Centrafrique,
la semaine diplomatique chargée du président Touadera
Par
Aza Boukhris, Mondafrique - 7 octobre 2020
Le
président Touadera a repris ses voyages internationaux. Du 30 septembre au 8
octobre 2020, il s’est rendu successivement à Bruxelles, Rome et en Russie. Le
renforcement de la coopération avec l’Union européenne, les bonnes relations
avec le Vatican et l’extension du partenariat militaire et les échanges
bilatéraux avec la Russie étaient à l’agenda de ces visites, à moins de trois
mois des élections générales du 27 décembre 2020
Prévue de longue
date, en marge de la 75ème Assemblée générale de l’ONU, une réunion de
Haut niveau s’est tenue, le 1er octobre 2020, en viséoconférence. Coprésidée par
Faustin-Archange Touadera, déjà arrivé à Bruxelles, elle a regroupé les
principaux dirigeants de l’ONU, de l’Union européenne, de l’Union africaine, de
la Ceeac et plusieurs ministres des affaires étrangères dont Jean-Yves Le
Drian.

■ ■ ■ ■ ■

▶ _CONSIGNE ÉCRITE A_: D'après l'article sur la semaine diplomatique du président Touadera, où s'est-il rendu du 30 septembre au 8 octobre 2020 ?

■ ■ ■ ■ ■

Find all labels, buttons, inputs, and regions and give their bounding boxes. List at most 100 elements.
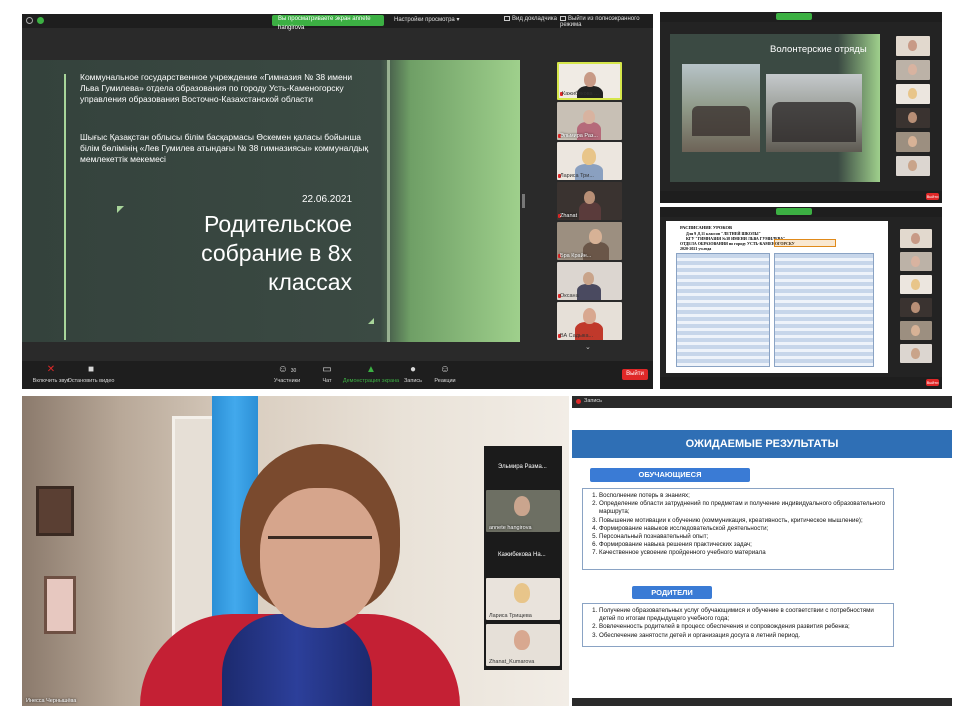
- recording-label: Запись: [584, 398, 603, 404]
- person-face: [583, 272, 594, 285]
- person-face: [908, 64, 917, 75]
- participant-tile[interactable]: Лариса Трищева: [486, 578, 560, 620]
- list-item: Персональный познавательный опыт;: [599, 533, 889, 541]
- participant-tile[interactable]: Zhanat_Kumarova: [486, 624, 560, 666]
- participant-name: Кажибекова ...: [562, 91, 599, 97]
- participant-tile[interactable]: [900, 275, 932, 294]
- top-bar: [660, 207, 942, 217]
- participant-tile[interactable]: Эльмира Раз...: [557, 102, 622, 140]
- split-handle[interactable]: [522, 194, 525, 208]
- person-face: [514, 583, 530, 603]
- person-face: [911, 325, 920, 336]
- participant-strip: Кажибекова ... Эльмира Раз... Лариса Три…: [557, 60, 623, 352]
- participant-tile[interactable]: Лариса Три...: [557, 142, 622, 180]
- shield-icon[interactable]: [37, 17, 44, 24]
- person-face: [589, 229, 602, 244]
- participant-name: Лариса Трищева: [489, 613, 532, 619]
- participant-tile[interactable]: [900, 252, 932, 271]
- slide-date: 22.06.2021: [302, 194, 353, 205]
- participant-tile[interactable]: [896, 84, 930, 104]
- fullscreen-icon: [560, 16, 566, 21]
- participant-tile[interactable]: ВА Садыка...: [557, 302, 622, 340]
- participant-tile[interactable]: [900, 229, 932, 248]
- person-face: [583, 308, 596, 324]
- info-icon[interactable]: [26, 17, 33, 24]
- participant-tile[interactable]: annete hangirova: [486, 490, 560, 532]
- participant-tile[interactable]: [896, 36, 930, 56]
- photo-people: [692, 106, 750, 136]
- zoom-window-schedule: РАСПИСАНИЕ УРОКОВ Для 9 ,8,11 классов "Л…: [660, 207, 942, 389]
- person-face: [908, 40, 917, 51]
- leave-button[interactable]: Выйти: [926, 193, 939, 200]
- slide-title: Родительское собрание в 8х классах: [201, 211, 352, 295]
- stop-video-label: Остановить видео: [67, 378, 115, 384]
- list-item: Повышение мотивации к обучению (коммуник…: [599, 517, 889, 525]
- slide-title: ОЖИДАЕМЫЕ РЕЗУЛЬТАТЫ: [685, 438, 839, 450]
- slide-title: Волонтерские отряды: [770, 44, 867, 55]
- participant-tile[interactable]: Бра Крайн...: [557, 222, 622, 260]
- recording-bar: Запись: [572, 396, 952, 408]
- chevron-down-icon: ▾: [456, 17, 460, 23]
- shared-document: РАСПИСАНИЕ УРОКОВ Для 9 ,8,11 классов "Л…: [666, 221, 888, 373]
- participant-tile[interactable]: [900, 344, 932, 363]
- reactions-button[interactable]: ☺ Реакции: [416, 364, 474, 384]
- sharing-banner: Вы просматриваете экран annete hangirova: [272, 15, 384, 31]
- meeting-toolbar: Выйти: [660, 377, 942, 389]
- slide-right-bar: [387, 60, 390, 342]
- participant-tile[interactable]: [896, 60, 930, 80]
- sharing-banner: [776, 208, 812, 215]
- list-item: Обеспечение занятости детей и организаци…: [599, 632, 889, 640]
- participant-tile[interactable]: [900, 321, 932, 340]
- participant-tile[interactable]: [896, 108, 930, 128]
- list-item: Вовлеченность родителей в процесс обеспе…: [599, 623, 889, 631]
- participant-name: Эльмира Раз...: [560, 133, 598, 139]
- person-face: [908, 136, 917, 147]
- exit-fullscreen-button[interactable]: Выйти из полноэкранного режима: [560, 16, 653, 28]
- record-icon: [576, 399, 581, 404]
- participant-tile[interactable]: [896, 156, 930, 176]
- volunteer-photo-left: [682, 64, 760, 152]
- participant-tile[interactable]: Оксана: [557, 262, 622, 300]
- participants-label: Участники: [273, 378, 301, 384]
- participant-tile[interactable]: Zhanat: [557, 182, 622, 220]
- zoom-window-volunteers: Волонтерские отряды Выйти: [660, 12, 942, 203]
- participant-tile[interactable]: [896, 132, 930, 152]
- smile-icon: ☺: [439, 364, 451, 375]
- participant-name: Лариса Три...: [560, 173, 594, 179]
- person-face: [908, 160, 917, 171]
- person-face: [514, 630, 530, 650]
- students-list: Восполнение потерь в знаниях; Определени…: [587, 492, 889, 558]
- chevron-down-icon[interactable]: ⌄: [585, 343, 591, 351]
- stop-video-button[interactable]: ■ Остановить видео: [62, 364, 120, 384]
- picture-frame: [36, 486, 74, 536]
- photo-people: [772, 102, 856, 142]
- glasses-icon: [268, 536, 372, 558]
- parents-list-box: Получение образовательных услуг обучающи…: [582, 603, 894, 647]
- zoom-window-results: Запись ОЖИДАЕМЫЕ РЕЗУЛЬТАТЫ ОБУЧАЮЩИЕСЯ …: [572, 396, 952, 706]
- participant-name-header: Эльмира Разма...: [498, 464, 547, 470]
- leave-button[interactable]: Выйти: [622, 369, 648, 380]
- person-face: [911, 302, 920, 313]
- slide-org-kz: Шығыс Қазақстан облысы білім басқармасы …: [80, 132, 369, 164]
- participant-tile[interactable]: [900, 298, 932, 317]
- leave-button[interactable]: Выйти: [926, 379, 939, 386]
- list-item: Формирование навыков исследовательской д…: [599, 525, 889, 533]
- reactions-label: Реакции: [434, 378, 456, 384]
- participant-strip: Эльмира Разма... annete hangirova Кажибе…: [484, 446, 562, 670]
- parents-label: РОДИТЕЛИ: [632, 586, 712, 599]
- view-settings-menu[interactable]: Настройки просмотра ▾: [394, 16, 459, 23]
- person-face: [911, 256, 920, 267]
- participant-strip: [900, 229, 934, 369]
- meeting-toolbar: ✕ Включить звук ■ Остановить видео ☺ 30 Уча…: [22, 361, 653, 389]
- volunteer-photo-right: [766, 74, 862, 152]
- slide-org-ru: Коммунальное государственное учреждение …: [80, 72, 353, 104]
- bottom-bar: [572, 698, 952, 706]
- students-label: ОБУЧАЮЩИЕСЯ: [590, 468, 750, 482]
- participant-name-header: Кажибекова На...: [498, 552, 546, 558]
- person-face: [911, 279, 920, 290]
- participant-tile[interactable]: Кажибекова ...: [557, 62, 622, 100]
- chat-label: Чат: [322, 378, 332, 384]
- schedule-table: [676, 253, 770, 367]
- slide-left-bar: [64, 74, 66, 340]
- dual-view-button[interactable]: Вид докладчика: [504, 16, 557, 22]
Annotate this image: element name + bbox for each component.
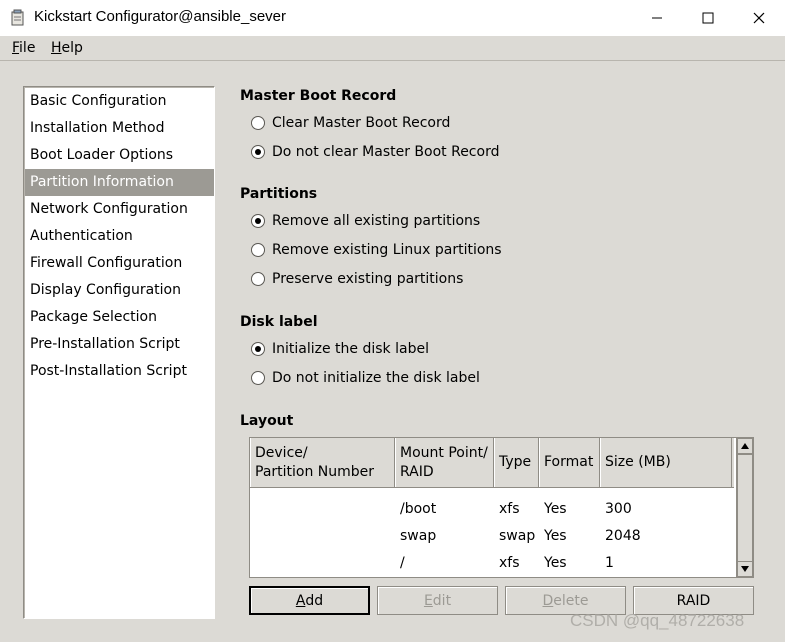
sidebar-item-post-installation-script[interactable]: Post-Installation Script	[25, 358, 214, 385]
window-title: Kickstart Configurator@ansible_sever	[34, 8, 287, 25]
radio-initialize-disk-label[interactable]: Initialize the disk label	[251, 339, 429, 359]
partition-table[interactable]: Device/ Partition Number Mount Point/ RA…	[249, 437, 754, 578]
kickstart-app-icon	[11, 9, 24, 26]
close-button[interactable]	[733, 0, 785, 36]
button-label: dit	[432, 592, 452, 609]
radio-button[interactable]	[251, 116, 265, 130]
cell-size: 1	[605, 555, 614, 571]
sidebar: Basic Configuration Installation Method …	[23, 86, 215, 619]
column-header-label: Partition Number	[255, 463, 375, 480]
column-header-label: RAID	[400, 463, 434, 480]
column-header-label: Mount Point/	[400, 444, 488, 461]
sidebar-item-basic-configuration[interactable]: Basic Configuration	[25, 88, 214, 115]
sidebar-item-installation-method[interactable]: Installation Method	[25, 115, 214, 142]
menu-help[interactable]: Help	[51, 40, 83, 56]
maximize-icon	[702, 12, 714, 24]
radio-label: Remove all existing partitions	[272, 213, 481, 229]
radio-do-not-clear-mbr[interactable]: Do not clear Master Boot Record	[251, 142, 499, 162]
menu-bar: File Help	[0, 36, 785, 61]
cell-mount: /boot	[400, 501, 437, 517]
watermark-text: CSDN @qq_48722638	[570, 611, 745, 630]
minimize-icon	[652, 17, 662, 19]
sidebar-item-authentication[interactable]: Authentication	[25, 223, 214, 250]
radio-clear-mbr[interactable]: Clear Master Boot Record	[251, 113, 450, 133]
button-label: elete	[553, 592, 589, 609]
radio-button[interactable]	[251, 371, 265, 385]
radio-label: Preserve existing partitions	[272, 271, 464, 287]
cell-format: Yes	[544, 555, 567, 571]
menu-help-label: elp	[61, 40, 83, 56]
radio-button[interactable]	[251, 272, 265, 286]
disklabel-section-title: Disk label	[240, 314, 318, 330]
title-bar: Kickstart Configurator@ansible_sever	[0, 0, 785, 36]
radio-label: Clear Master Boot Record	[272, 115, 451, 131]
button-mnemonic: D	[542, 592, 554, 609]
menu-help-mnemonic: H	[51, 40, 62, 56]
table-body: /boot xfs Yes 300 swap swap Yes 2048 / x…	[250, 488, 734, 577]
sidebar-item-partition-information[interactable]: Partition Information	[25, 169, 214, 196]
mbr-section-title: Master Boot Record	[240, 88, 397, 104]
radio-label: Do not initialize the disk label	[272, 370, 480, 386]
column-header-label: Type	[499, 454, 532, 470]
sidebar-item-pre-installation-script[interactable]: Pre-Installation Script	[25, 331, 214, 358]
radio-label: Do not clear Master Boot Record	[272, 144, 500, 160]
cell-mount: swap	[400, 528, 437, 544]
column-header-type[interactable]: Type	[494, 438, 539, 487]
column-header-format[interactable]: Format	[539, 438, 600, 487]
radio-button-checked[interactable]	[251, 342, 265, 356]
button-label: RAID	[676, 592, 711, 609]
sidebar-item-network-configuration[interactable]: Network Configuration	[25, 196, 214, 223]
sidebar-item-display-configuration[interactable]: Display Configuration	[25, 277, 214, 304]
close-icon	[753, 12, 765, 24]
layout-section-title: Layout	[240, 413, 294, 429]
scroll-down-button[interactable]	[737, 561, 753, 577]
table-vertical-scrollbar[interactable]	[736, 437, 754, 578]
add-button[interactable]: Add	[249, 586, 370, 615]
cell-format: Yes	[544, 501, 567, 517]
button-mnemonic: E	[423, 592, 433, 609]
button-label: dd	[305, 592, 324, 609]
radio-label: Initialize the disk label	[272, 341, 429, 357]
minimize-button[interactable]	[631, 0, 683, 36]
radio-remove-all-partitions[interactable]: Remove all existing partitions	[251, 211, 480, 231]
cell-type: xfs	[499, 501, 520, 517]
radio-do-not-initialize-disk-label[interactable]: Do not initialize the disk label	[251, 368, 480, 388]
cell-size: 2048	[605, 528, 641, 544]
menu-file-label: ile	[19, 40, 36, 56]
menu-file-mnemonic: F	[12, 40, 20, 56]
scrollbar-thumb[interactable]	[737, 454, 753, 562]
menu-file[interactable]: File	[12, 40, 35, 56]
radio-button[interactable]	[251, 243, 265, 257]
cell-type: swap	[499, 528, 536, 544]
radio-label: Remove existing Linux partitions	[272, 242, 502, 258]
maximize-button[interactable]	[682, 0, 734, 36]
cell-type: xfs	[499, 555, 520, 571]
cell-mount: /	[400, 555, 405, 571]
column-header-label: Device/	[255, 444, 308, 461]
cell-size: 300	[605, 501, 632, 517]
partitions-section-title: Partitions	[240, 186, 318, 202]
radio-preserve-partitions[interactable]: Preserve existing partitions	[251, 269, 463, 289]
column-header-label: Format	[544, 454, 594, 470]
cell-format: Yes	[544, 528, 567, 544]
sidebar-item-package-selection[interactable]: Package Selection	[25, 304, 214, 331]
column-header-size[interactable]: Size (MB)	[600, 438, 732, 487]
arrow-up-icon	[741, 443, 749, 449]
radio-button-checked[interactable]	[251, 145, 265, 159]
edit-button[interactable]: Edit	[377, 586, 498, 615]
column-header-device[interactable]: Device/ Partition Number	[250, 438, 395, 487]
arrow-down-icon	[741, 566, 749, 572]
column-header-label: Size (MB)	[605, 454, 671, 470]
sidebar-item-firewall-configuration[interactable]: Firewall Configuration	[25, 250, 214, 277]
button-mnemonic: A	[295, 592, 306, 609]
sidebar-item-boot-loader-options[interactable]: Boot Loader Options	[25, 142, 214, 169]
column-header-mount-point[interactable]: Mount Point/ RAID	[395, 438, 494, 487]
scroll-up-button[interactable]	[737, 438, 753, 454]
radio-remove-linux-partitions[interactable]: Remove existing Linux partitions	[251, 240, 502, 260]
radio-button-checked[interactable]	[251, 214, 265, 228]
table-header: Device/ Partition Number Mount Point/ RA…	[250, 438, 734, 488]
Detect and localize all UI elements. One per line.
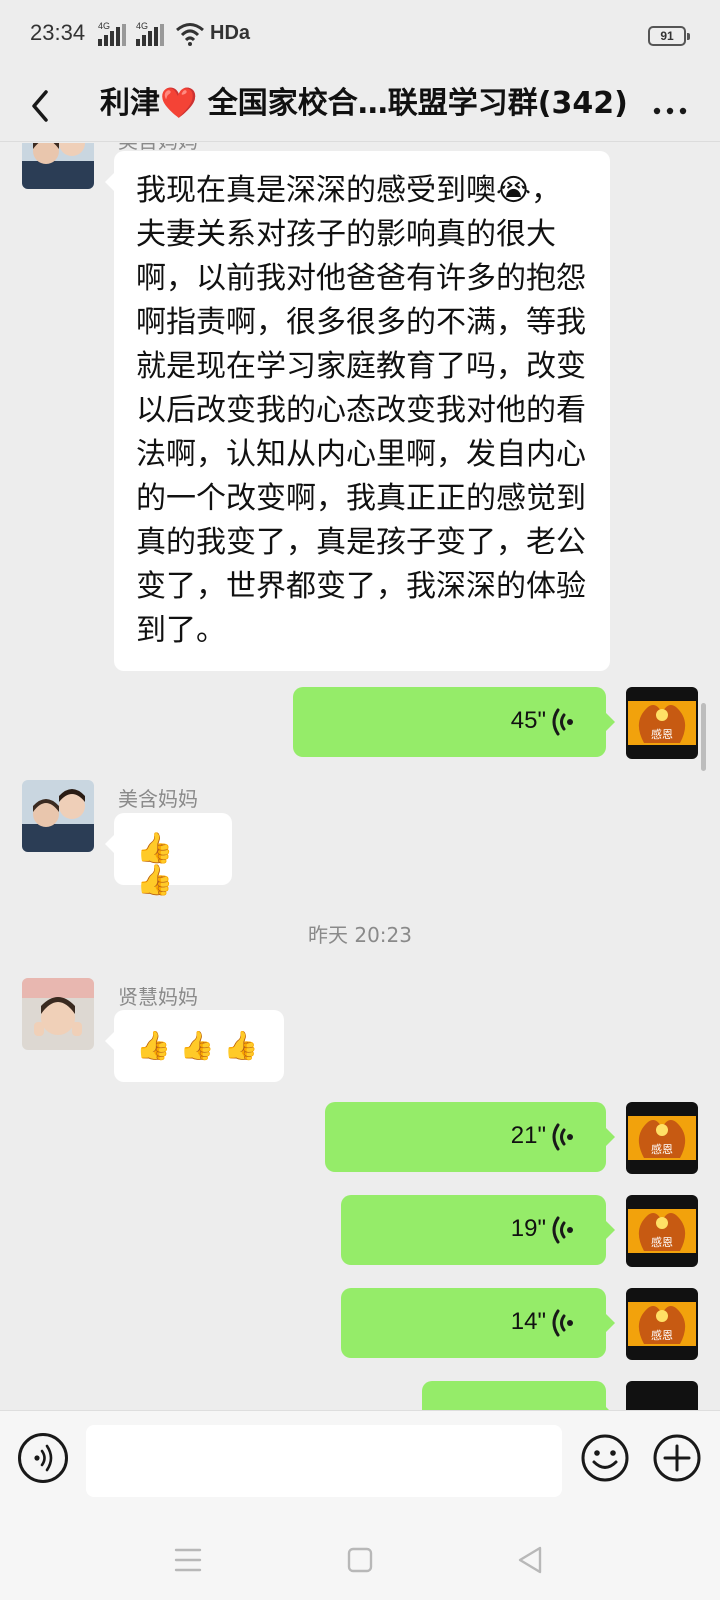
heart-icon: ❤️	[160, 86, 198, 121]
message-input[interactable]	[86, 1425, 562, 1497]
voice-message-bubble[interactable]	[422, 1381, 615, 1410]
self-avatar[interactable]: 感恩	[626, 1102, 698, 1174]
chat-title-rest: 全国家校合…联盟学习群(342)	[197, 86, 628, 121]
voice-wave-icon	[552, 1123, 573, 1151]
voice-message-bubble[interactable]: 19"	[341, 1195, 615, 1265]
voice-duration: 19"	[510, 1215, 546, 1242]
avatar[interactable]	[22, 780, 94, 852]
message-bubble[interactable]: 👍👍	[105, 813, 232, 897]
system-back-button[interactable]	[510, 1542, 550, 1578]
voice-wave-icon	[552, 1216, 573, 1244]
sender-name: 美含妈妈	[118, 787, 198, 811]
message-text: 我现在真是深深的感受到噢😭， 夫妻关系对孩子的影响真的很大 啊，以前我对他爸爸有…	[136, 173, 586, 648]
self-avatar-label: 感恩	[651, 1329, 673, 1342]
cellular-signal-icon-1: 4G	[98, 21, 126, 46]
self-avatar[interactable]: 感恩	[626, 1195, 698, 1267]
avatar[interactable]	[22, 143, 94, 189]
scrollbar[interactable]	[701, 703, 706, 771]
triangle-back-icon	[518, 1546, 542, 1574]
voice-duration: 21"	[510, 1122, 546, 1149]
emoji-icon	[581, 1434, 629, 1482]
plus-icon	[653, 1434, 701, 1482]
avatar[interactable]	[22, 978, 94, 1050]
hd-label: HDa	[210, 22, 251, 44]
chevron-left-icon	[32, 90, 48, 122]
self-avatar[interactable]: 感恩	[626, 687, 698, 759]
chat-title: 利津❤️ 全国家校合…联盟学习群(342)	[100, 78, 628, 130]
message-bubble[interactable]: 我现在真是深深的感受到噢😭， 夫妻关系对孩子的影响真的很大 啊，以前我对他爸爸有…	[105, 151, 610, 671]
sender-name: 贤慧妈妈	[118, 985, 198, 1009]
more-button[interactable]	[645, 84, 695, 128]
back-button[interactable]	[22, 84, 62, 128]
self-avatar[interactable]	[626, 1381, 698, 1410]
voice-message-bubble[interactable]: 21"	[325, 1102, 615, 1172]
status-bar: 23:34 4G 4G HDa 91	[0, 0, 720, 70]
battery-icon: 91	[648, 26, 690, 46]
menu-button[interactable]	[168, 1542, 208, 1578]
status-time: 23:34	[30, 20, 86, 45]
more-functions-button[interactable]	[652, 1433, 702, 1483]
message-bubble[interactable]: 👍 👍 👍	[105, 1010, 284, 1082]
more-dots-icon	[653, 107, 687, 115]
chat-area[interactable]: 美含妈妈 我现在真是深深的感受到噢😭， 夫妻关系对孩子的影响真的很大 啊，以前我…	[0, 143, 720, 1410]
voice-toggle-button[interactable]	[18, 1433, 68, 1483]
emoji-message: 👍👍	[136, 831, 174, 898]
self-avatar-label: 感恩	[651, 728, 673, 741]
voice-toggle-icon	[34, 1444, 53, 1472]
emoji-button[interactable]	[580, 1433, 630, 1483]
battery-level: 91	[660, 29, 674, 43]
emoji-message: 👍 👍 👍	[136, 1029, 259, 1062]
voice-duration: 45"	[510, 707, 546, 734]
chat-title-prefix: 利津	[100, 86, 160, 121]
voice-duration: 14"	[510, 1308, 546, 1335]
wifi-icon	[176, 23, 204, 46]
system-nav-bar	[0, 1520, 720, 1600]
home-button[interactable]	[340, 1542, 380, 1578]
square-home-icon	[347, 1547, 373, 1573]
self-avatar-label: 感恩	[651, 1236, 673, 1249]
voice-wave-icon	[552, 708, 573, 736]
voice-wave-icon	[552, 1309, 573, 1337]
self-avatar-label: 感恩	[651, 1143, 673, 1156]
voice-message-bubble[interactable]: 45"	[293, 687, 615, 757]
time-divider: 昨天 20:23	[308, 923, 412, 947]
self-avatar[interactable]: 感恩	[626, 1288, 698, 1360]
nav-bar: 利津❤️ 全国家校合…联盟学习群(342)	[0, 70, 720, 142]
cellular-signal-icon-2: 4G	[136, 21, 164, 46]
menu-icon	[174, 1548, 202, 1572]
voice-message-bubble[interactable]: 14"	[341, 1288, 615, 1358]
input-bar	[0, 1410, 720, 1520]
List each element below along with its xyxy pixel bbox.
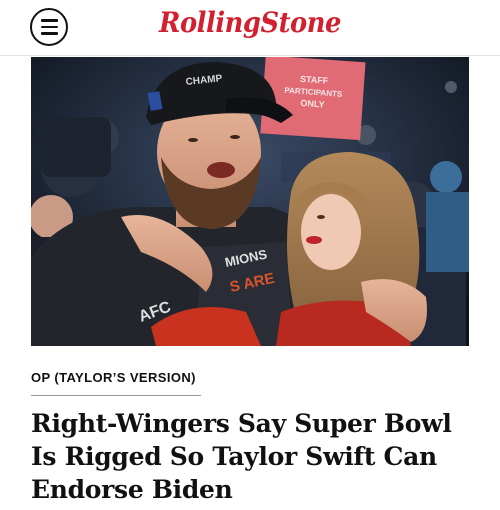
hero-photo-illustration: STAFF PARTICIPANTS ONLY MIONS S ARE AFC … (31, 57, 469, 346)
svg-text:ONLY: ONLY (300, 98, 325, 110)
hero-image: STAFF PARTICIPANTS ONLY MIONS S ARE AFC … (31, 57, 469, 346)
staff-sign: STAFF PARTICIPANTS ONLY (260, 57, 366, 141)
headline-line: Endorse Biden (31, 475, 233, 504)
article-kicker[interactable]: OP (TAYLOR’S VERSION) (31, 370, 196, 385)
rolling-stone-logo[interactable]: RollingStone (20, 6, 480, 39)
site-header: RollingStone (0, 0, 500, 56)
kicker-divider (31, 395, 201, 396)
headline-line: Is Rigged So Taylor Swift Can (31, 442, 437, 471)
article-headline[interactable]: Right-Wingers Say Super Bowl Is Rigged S… (31, 407, 471, 506)
svg-text:STAFF: STAFF (300, 74, 329, 86)
headline-line: Right-Wingers Say Super Bowl (31, 409, 452, 438)
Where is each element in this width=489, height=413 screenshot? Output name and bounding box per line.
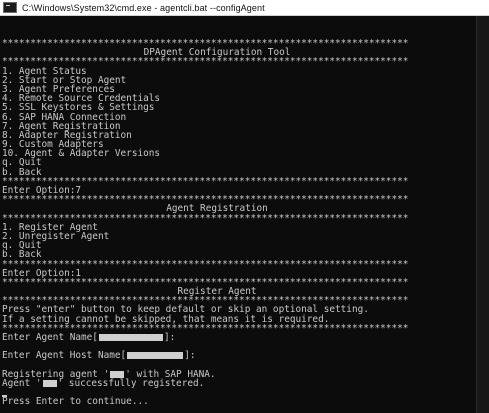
menu-item: 10. Agent & Adapter Versions [2,148,161,160]
success-line: Agent ' ' successfully registered. [2,379,476,388]
prompt-end: ]: [184,350,196,362]
cmd-icon [3,2,17,13]
redacted-block [42,379,57,387]
menu-item: q. Quit [2,240,42,252]
redacted-block [98,334,163,341]
menu-item: 2. Unregister Agent [2,230,110,242]
cmd-window: C:\Windows\System32\cmd.exe - agentcli.b… [0,0,489,413]
prompt-start: Enter Agent Host Name[ [2,350,127,362]
agent-name-prompt: Enter Agent Name[]: [2,333,476,342]
redacted-block [127,352,184,360]
prompt-end: ]: [163,332,176,343]
menu-item: q. Quit [2,157,42,169]
window-title: C:\Windows\System32\cmd.exe - agentcli.b… [22,2,265,13]
vertical-scrollbar[interactable] [476,16,489,413]
redacted-block [110,370,125,378]
text-start: Agent ' [2,377,42,389]
text-end: ' successfully registered. [57,377,205,389]
agent-host-prompt: Enter Agent Host Name[]: [2,351,476,360]
console-output[interactable]: ****************************************… [0,16,476,413]
prompt-start: Enter Agent Name[ [2,332,98,343]
continue-prompt: Press Enter to continue... [2,396,149,408]
title-bar[interactable]: C:\Windows\System32\cmd.exe - agentcli.b… [0,0,489,16]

■ ■ ■ ■ ■

▶ _CONSIGNE ÉCRITE B_: Extrayez des enregistrements chaque ligne qui contient la chaîne "reactions". La casse compte.

▶ _RÉSULTAT FINAL A_: Il s'est rendu successivement à Bruxelles, à Rome et en Russie.

▶ _RÉSULTAT FINAL B_:
- reactions-button[interactable]: ☺ Реакции: [416, 364, 474, 384]
- reactions-label: Реакции: [434, 378, 456, 384]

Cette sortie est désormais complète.